- _The request_
In the records below, pick out all lines containing the word "placeholder".

***** Working data

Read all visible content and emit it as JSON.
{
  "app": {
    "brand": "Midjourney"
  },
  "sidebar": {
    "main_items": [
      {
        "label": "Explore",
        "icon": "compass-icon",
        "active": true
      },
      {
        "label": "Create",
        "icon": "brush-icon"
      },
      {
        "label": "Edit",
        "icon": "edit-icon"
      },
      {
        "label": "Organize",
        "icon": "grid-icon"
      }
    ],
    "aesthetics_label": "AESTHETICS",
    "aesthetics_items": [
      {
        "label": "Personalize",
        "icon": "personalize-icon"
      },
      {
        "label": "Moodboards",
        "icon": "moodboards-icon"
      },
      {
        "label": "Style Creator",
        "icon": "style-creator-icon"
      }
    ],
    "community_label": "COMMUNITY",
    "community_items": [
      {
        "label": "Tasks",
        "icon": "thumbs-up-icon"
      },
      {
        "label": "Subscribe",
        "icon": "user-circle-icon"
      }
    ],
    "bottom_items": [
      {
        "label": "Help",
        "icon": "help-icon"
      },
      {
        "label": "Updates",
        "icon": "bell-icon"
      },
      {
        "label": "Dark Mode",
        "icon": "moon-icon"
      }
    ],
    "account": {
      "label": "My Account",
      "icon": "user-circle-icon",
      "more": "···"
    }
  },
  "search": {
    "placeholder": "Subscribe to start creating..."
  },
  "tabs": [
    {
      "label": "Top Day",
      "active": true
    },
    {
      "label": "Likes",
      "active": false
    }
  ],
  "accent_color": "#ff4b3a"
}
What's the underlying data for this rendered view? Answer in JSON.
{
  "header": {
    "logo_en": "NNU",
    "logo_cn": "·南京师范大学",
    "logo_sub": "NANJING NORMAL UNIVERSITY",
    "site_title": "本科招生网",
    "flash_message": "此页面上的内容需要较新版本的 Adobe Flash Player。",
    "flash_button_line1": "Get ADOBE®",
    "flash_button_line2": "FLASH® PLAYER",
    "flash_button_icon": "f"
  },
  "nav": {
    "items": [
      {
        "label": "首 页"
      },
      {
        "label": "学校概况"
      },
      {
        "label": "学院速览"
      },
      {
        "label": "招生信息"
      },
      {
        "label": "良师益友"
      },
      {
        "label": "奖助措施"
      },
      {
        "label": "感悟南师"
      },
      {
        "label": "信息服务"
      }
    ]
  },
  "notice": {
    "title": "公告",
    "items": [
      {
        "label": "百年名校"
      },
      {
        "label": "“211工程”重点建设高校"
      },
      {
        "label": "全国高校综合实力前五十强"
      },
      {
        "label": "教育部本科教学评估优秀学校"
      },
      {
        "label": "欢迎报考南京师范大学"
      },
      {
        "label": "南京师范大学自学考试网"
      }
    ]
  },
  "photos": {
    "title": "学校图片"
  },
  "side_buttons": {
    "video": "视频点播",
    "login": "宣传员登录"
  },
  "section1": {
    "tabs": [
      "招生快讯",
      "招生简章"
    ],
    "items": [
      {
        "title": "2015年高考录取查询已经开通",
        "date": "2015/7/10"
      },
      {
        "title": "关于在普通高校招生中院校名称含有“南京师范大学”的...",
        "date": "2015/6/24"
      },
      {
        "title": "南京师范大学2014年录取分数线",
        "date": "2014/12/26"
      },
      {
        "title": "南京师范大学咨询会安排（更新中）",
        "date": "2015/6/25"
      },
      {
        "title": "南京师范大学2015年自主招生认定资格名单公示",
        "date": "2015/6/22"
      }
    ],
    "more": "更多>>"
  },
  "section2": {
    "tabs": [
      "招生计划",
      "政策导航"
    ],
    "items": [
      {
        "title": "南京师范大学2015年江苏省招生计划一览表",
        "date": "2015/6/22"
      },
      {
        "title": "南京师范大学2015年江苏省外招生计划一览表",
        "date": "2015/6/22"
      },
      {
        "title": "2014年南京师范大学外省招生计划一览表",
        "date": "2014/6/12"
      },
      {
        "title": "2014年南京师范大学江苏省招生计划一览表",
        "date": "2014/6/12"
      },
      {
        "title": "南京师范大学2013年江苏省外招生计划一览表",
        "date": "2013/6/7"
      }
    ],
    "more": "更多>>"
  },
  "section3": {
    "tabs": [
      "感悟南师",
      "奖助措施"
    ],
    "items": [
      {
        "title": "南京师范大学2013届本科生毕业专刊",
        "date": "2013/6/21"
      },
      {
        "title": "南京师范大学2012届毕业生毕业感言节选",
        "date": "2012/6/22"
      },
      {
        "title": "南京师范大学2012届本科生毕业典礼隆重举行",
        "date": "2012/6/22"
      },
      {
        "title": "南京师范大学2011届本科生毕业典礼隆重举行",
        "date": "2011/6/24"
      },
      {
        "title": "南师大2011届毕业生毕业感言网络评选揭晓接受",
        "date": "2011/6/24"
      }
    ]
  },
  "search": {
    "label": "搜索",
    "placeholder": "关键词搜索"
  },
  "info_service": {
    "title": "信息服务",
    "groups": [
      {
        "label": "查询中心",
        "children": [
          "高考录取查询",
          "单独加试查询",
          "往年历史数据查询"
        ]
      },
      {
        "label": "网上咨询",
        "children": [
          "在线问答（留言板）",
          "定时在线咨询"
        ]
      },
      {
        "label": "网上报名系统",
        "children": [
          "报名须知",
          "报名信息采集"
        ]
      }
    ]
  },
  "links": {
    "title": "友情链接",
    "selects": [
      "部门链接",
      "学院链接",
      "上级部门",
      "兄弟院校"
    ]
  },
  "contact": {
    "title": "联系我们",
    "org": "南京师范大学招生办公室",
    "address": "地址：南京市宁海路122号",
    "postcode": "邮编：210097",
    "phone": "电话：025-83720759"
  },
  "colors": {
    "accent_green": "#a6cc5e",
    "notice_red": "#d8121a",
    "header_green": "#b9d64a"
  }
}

**********

- _Answer_
    "placeholder": "Subscribe to start creating..."
    "placeholder": "关键词搜索"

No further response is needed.